Watts is also marvelous, but she has an almost impossible task as far as her character’s evolutions are concerned. About the halfway point she becomes the focus of everything that is happening, and Hurwitz’s script doesn’t always know to keep these transitions from reeking of idiosyncratic convenience. Yet the actress anchors Susan with a conviction I found genuine, and as such I didn’t have that big a problem with her following the somewhat crazy ideas put forth by her 11-year-old son mainly because the ocean of grief they’re birthed from is palpably frank.

PHOTO: Focus Features

Look, I do not think the last third of the movie works. The pieces don’t fit together and the outcome, even in a modern dark fairy tale fantasy like this one, isn’t even slightly believable. It’s just too cute, too tidy, the tactics Susan and Henry initially utilize to help Christina out of her impossible situation ludicrously implausible. But it is more what transpires, the ugliness of it, not how it is all dealt with that will rub many the wrong way, that by planting these elements in a story such of this Trevorrow and Hurwitz have crossed some sort of moralistic line that’s beyond the pale.

I don’t buy that. I think Trevorrow actually handles this madness in a manner that is cathartically eye-opening, that feed the inner journeys the core group of characters all find themselves inexplicably on whether they realize it or not. There is something daring and crafty about this that forces the viewer to reassess how they look at themselves and the world at large, the darkness lurking underneath the surface sitting closer to home than most will find comfortable. The Book of Henry has issues, big ones, but subject matter I do not believe is one of them, the emotional richness flowing through these intergenerational familial revelations ones I continually responded to no matter how upsetting and uncomfortable the story itself might oftentimes be.

Given data:
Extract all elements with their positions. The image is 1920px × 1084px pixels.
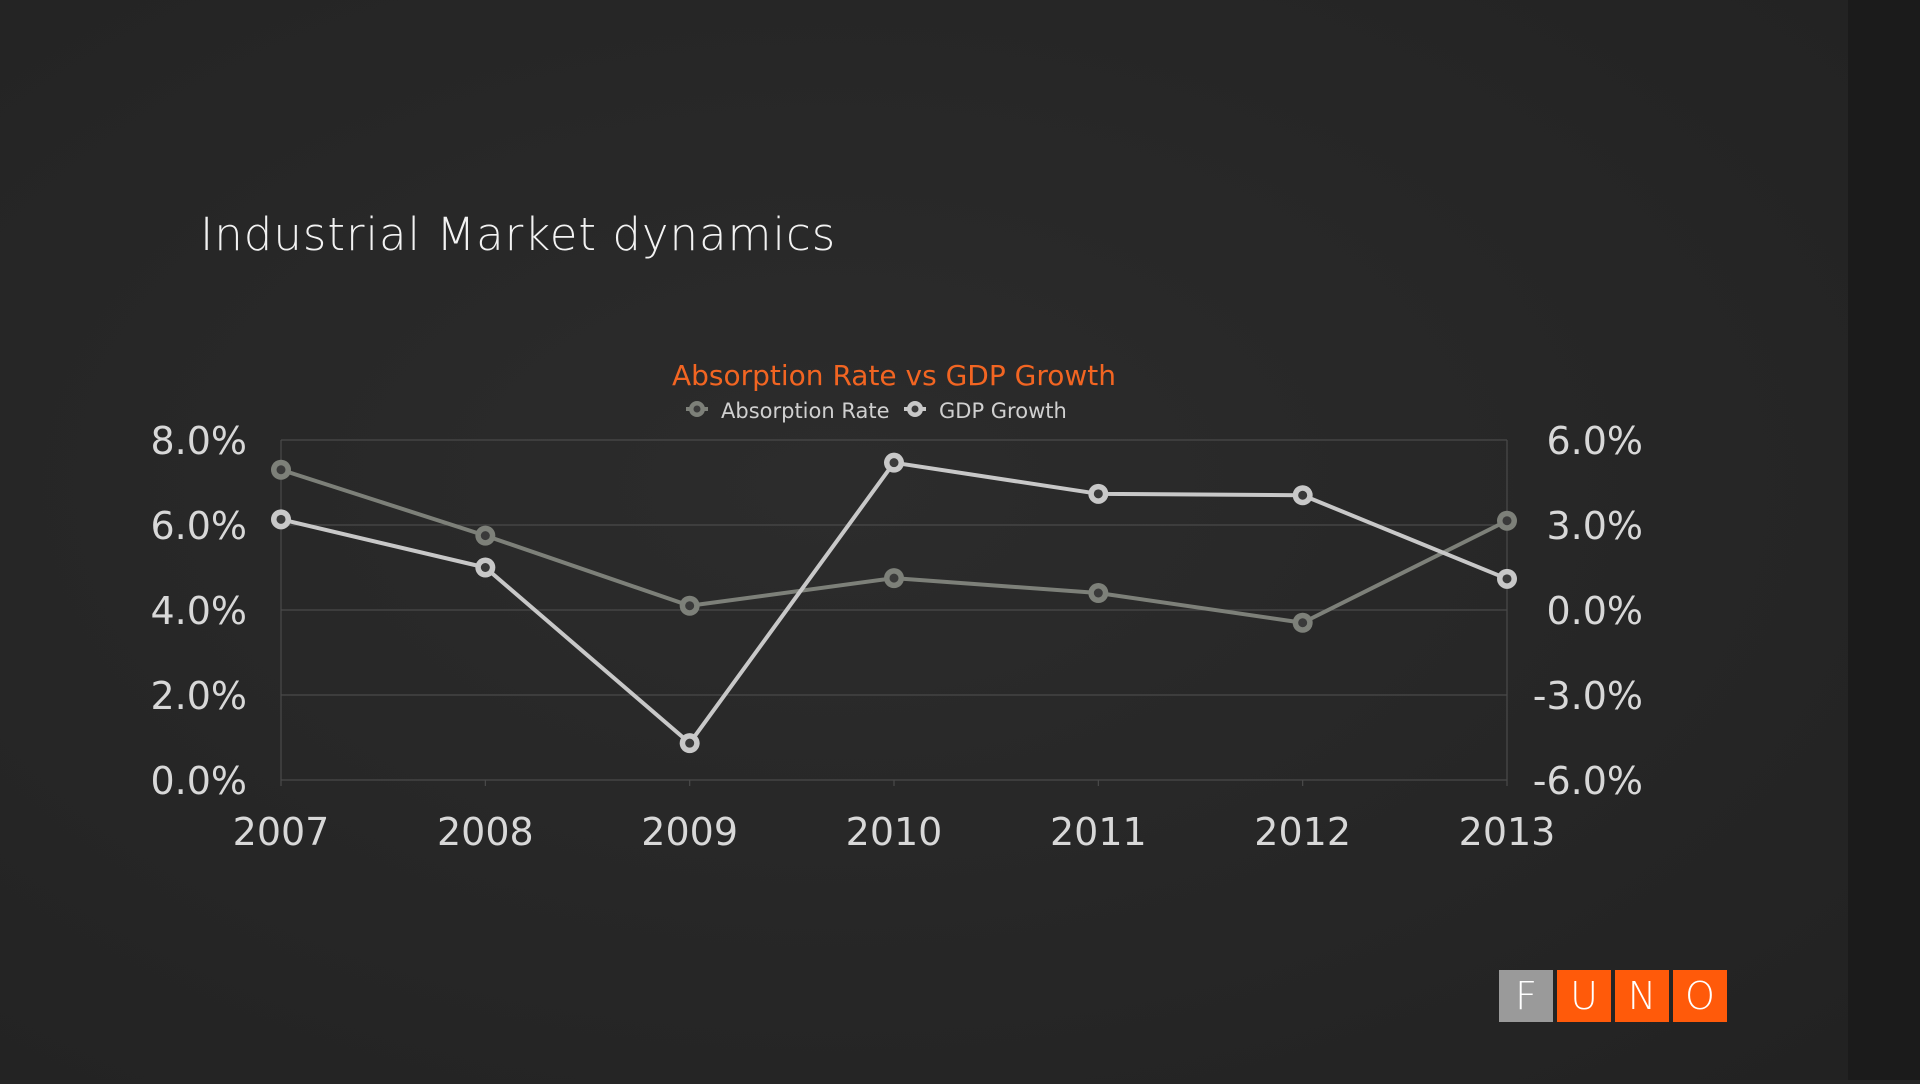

Exercise prompt:
Answer these questions from the review of The Book of Henry:
1. How old is Susan's son?
2. Which part of the movie does the reviewer say does not work?
3. Who does the reviewer say handles the story's madness in a cathartically eye-opening way?

Final answer:
1. 11 years old.
2. The last third.
3. Trevorrow.